Given task:
List each line of the data that holds the word "content".

(Saved entries)
========================================
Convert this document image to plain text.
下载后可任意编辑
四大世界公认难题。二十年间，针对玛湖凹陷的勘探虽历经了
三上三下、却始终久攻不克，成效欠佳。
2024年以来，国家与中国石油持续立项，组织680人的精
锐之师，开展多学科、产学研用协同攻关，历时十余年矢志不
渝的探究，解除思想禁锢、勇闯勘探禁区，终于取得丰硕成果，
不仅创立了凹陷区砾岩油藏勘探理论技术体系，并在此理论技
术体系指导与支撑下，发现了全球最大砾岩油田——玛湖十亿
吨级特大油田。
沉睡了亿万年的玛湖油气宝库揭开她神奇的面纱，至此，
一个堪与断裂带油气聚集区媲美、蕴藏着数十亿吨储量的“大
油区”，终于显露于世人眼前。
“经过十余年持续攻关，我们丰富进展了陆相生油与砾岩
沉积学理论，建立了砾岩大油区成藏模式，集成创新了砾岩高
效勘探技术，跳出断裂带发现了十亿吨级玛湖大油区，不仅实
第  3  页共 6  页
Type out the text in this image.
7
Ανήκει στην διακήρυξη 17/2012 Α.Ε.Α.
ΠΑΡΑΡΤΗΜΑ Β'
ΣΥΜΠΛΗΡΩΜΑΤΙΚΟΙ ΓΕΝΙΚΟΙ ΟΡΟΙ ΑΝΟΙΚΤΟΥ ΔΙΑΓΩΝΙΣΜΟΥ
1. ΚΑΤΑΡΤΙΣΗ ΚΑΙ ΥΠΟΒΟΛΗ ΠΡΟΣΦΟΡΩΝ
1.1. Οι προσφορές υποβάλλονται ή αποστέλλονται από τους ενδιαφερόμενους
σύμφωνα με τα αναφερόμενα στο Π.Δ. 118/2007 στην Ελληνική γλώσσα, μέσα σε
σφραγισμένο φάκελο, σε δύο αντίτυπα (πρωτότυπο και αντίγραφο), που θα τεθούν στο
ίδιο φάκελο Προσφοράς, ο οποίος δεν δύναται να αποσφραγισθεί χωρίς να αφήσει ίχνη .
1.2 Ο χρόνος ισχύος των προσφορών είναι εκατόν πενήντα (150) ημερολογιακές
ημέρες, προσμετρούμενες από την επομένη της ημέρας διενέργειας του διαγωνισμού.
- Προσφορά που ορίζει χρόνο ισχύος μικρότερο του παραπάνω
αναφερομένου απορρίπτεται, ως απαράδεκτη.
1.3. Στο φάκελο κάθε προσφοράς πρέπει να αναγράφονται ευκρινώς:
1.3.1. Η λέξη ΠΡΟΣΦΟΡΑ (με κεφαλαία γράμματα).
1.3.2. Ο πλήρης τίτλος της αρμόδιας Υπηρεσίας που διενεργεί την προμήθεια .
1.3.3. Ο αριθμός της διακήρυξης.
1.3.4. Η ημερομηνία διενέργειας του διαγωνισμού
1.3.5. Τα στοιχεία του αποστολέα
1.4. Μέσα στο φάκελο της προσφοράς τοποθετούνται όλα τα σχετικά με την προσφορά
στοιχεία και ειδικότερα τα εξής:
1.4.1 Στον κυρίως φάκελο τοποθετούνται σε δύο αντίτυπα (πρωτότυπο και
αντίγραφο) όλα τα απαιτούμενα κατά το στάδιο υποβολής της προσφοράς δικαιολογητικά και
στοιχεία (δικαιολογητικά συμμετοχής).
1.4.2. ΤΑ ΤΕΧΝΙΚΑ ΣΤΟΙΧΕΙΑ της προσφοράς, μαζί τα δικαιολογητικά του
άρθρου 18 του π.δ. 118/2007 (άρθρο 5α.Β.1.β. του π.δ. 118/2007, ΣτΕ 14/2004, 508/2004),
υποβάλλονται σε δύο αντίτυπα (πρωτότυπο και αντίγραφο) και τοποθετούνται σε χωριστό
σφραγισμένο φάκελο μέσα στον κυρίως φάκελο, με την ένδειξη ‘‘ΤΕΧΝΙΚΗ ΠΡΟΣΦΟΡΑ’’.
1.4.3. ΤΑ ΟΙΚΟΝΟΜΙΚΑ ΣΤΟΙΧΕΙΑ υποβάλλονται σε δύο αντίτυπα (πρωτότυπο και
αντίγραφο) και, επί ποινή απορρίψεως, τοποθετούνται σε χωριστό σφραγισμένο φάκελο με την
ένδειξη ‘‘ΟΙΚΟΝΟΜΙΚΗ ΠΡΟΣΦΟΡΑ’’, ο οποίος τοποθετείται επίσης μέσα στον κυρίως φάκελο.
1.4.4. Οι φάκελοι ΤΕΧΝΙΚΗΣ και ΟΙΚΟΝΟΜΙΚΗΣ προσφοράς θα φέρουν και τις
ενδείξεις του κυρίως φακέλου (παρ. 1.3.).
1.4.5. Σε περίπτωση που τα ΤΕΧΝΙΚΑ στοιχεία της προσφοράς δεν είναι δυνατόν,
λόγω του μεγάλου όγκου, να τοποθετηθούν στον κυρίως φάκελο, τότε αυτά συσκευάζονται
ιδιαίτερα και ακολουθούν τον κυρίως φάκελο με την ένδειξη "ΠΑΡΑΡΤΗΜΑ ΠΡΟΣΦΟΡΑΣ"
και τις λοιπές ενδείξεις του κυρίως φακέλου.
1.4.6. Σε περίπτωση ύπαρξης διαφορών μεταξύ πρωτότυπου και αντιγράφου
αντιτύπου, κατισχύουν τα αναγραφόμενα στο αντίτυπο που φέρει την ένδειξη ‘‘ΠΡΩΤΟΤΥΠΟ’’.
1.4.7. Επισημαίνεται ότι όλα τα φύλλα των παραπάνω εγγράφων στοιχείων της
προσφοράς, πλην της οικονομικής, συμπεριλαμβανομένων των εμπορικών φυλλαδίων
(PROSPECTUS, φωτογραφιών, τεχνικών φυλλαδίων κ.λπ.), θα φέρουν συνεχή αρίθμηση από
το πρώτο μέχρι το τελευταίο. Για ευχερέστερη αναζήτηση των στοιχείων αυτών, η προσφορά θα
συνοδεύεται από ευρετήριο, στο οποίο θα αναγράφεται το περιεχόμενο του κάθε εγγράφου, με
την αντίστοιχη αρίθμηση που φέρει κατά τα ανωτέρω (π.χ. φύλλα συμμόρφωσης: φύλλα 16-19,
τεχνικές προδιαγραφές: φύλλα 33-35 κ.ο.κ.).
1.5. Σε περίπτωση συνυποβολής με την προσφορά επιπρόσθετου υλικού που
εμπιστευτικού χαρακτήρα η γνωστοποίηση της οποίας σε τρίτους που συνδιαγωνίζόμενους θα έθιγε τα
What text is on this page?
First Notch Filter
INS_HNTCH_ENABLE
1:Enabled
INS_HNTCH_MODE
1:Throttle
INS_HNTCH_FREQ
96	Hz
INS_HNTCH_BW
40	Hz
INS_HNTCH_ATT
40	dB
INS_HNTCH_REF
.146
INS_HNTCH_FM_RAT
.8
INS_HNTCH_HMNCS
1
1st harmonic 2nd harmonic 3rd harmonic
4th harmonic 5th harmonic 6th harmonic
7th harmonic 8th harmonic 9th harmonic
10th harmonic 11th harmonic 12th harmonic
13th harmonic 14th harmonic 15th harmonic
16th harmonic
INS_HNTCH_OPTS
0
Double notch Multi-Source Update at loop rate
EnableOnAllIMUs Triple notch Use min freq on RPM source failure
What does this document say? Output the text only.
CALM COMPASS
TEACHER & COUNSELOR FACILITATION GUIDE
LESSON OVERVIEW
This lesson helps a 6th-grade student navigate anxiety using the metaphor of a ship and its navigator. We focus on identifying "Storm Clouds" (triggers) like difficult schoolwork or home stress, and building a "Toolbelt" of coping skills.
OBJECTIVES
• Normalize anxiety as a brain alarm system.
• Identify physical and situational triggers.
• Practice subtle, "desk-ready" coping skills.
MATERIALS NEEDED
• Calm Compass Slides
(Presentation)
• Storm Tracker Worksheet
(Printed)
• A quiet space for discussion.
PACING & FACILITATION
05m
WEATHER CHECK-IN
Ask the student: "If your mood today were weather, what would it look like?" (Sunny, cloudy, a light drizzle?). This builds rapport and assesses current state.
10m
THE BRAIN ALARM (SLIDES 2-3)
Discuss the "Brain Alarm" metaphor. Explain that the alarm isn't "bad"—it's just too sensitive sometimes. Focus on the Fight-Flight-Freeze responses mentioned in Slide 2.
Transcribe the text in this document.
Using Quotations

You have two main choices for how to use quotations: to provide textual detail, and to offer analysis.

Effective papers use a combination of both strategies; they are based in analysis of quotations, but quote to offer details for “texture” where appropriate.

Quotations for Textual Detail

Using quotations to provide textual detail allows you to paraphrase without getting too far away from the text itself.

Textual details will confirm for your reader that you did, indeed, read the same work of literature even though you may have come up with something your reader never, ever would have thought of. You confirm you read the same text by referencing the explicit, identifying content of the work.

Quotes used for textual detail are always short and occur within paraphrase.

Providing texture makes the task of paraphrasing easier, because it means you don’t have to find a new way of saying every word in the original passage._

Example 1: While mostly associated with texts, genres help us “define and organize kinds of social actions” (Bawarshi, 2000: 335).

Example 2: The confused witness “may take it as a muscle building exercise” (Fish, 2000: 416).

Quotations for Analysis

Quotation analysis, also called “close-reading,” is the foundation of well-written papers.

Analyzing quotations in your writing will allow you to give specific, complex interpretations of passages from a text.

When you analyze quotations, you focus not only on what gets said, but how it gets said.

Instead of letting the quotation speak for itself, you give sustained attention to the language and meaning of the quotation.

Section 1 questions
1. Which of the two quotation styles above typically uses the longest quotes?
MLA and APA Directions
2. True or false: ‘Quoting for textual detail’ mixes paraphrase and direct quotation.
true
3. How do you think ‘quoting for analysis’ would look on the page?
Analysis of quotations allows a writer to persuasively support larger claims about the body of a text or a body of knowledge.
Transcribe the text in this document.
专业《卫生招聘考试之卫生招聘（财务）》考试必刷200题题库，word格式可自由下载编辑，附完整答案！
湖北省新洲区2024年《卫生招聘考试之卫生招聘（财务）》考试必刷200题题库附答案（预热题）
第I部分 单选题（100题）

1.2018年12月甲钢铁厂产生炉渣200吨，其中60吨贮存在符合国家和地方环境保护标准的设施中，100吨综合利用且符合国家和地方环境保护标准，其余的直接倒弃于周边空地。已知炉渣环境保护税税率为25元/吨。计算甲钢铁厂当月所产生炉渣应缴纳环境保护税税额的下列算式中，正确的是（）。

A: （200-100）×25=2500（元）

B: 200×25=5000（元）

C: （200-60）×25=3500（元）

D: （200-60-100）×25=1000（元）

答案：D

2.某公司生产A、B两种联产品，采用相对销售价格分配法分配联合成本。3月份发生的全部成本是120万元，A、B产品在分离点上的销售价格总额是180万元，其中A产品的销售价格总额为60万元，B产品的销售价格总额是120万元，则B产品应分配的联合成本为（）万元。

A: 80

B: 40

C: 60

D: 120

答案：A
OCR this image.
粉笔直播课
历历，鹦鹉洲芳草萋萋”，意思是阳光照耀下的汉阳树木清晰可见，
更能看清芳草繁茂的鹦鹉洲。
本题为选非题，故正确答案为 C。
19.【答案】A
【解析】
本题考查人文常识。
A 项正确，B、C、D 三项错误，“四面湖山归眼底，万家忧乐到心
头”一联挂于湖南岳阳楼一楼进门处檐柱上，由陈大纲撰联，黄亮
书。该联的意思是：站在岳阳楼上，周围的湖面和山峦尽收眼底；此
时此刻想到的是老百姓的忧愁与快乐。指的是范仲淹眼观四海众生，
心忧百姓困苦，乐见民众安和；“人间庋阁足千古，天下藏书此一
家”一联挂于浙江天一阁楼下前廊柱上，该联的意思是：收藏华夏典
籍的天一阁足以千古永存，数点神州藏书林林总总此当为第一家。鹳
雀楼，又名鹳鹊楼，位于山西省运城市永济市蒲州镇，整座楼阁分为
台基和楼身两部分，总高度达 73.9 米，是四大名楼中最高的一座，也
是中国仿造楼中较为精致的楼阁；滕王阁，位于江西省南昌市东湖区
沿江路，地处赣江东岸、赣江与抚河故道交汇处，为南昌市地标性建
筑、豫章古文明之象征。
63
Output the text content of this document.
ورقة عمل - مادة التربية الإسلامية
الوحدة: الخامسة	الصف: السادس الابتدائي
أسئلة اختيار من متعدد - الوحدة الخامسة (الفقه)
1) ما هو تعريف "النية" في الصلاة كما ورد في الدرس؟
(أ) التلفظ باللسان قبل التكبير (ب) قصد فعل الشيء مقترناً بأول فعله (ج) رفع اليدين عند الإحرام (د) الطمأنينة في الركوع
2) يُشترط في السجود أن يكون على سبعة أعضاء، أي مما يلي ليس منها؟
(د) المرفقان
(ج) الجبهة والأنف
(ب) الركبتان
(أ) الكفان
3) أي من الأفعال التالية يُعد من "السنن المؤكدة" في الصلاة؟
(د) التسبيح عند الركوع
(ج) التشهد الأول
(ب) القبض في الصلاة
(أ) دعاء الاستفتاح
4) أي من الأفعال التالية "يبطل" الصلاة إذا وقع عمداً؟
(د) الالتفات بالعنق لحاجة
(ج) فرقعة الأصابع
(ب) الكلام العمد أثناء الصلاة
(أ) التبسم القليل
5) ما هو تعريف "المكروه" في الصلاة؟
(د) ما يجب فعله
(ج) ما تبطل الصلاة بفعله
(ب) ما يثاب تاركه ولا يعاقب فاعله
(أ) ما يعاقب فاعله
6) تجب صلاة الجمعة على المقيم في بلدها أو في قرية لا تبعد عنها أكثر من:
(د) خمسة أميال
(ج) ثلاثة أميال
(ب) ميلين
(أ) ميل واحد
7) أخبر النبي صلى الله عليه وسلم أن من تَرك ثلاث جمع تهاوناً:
========================================
Result of this task:
Textual details will confirm for your reader that you did, indeed, read the same work of literature even though you may have come up with something your reader never, ever would have thought of. You confirm you read the same text by referencing the explicit, identifying content of the work.
Output the text content of this document.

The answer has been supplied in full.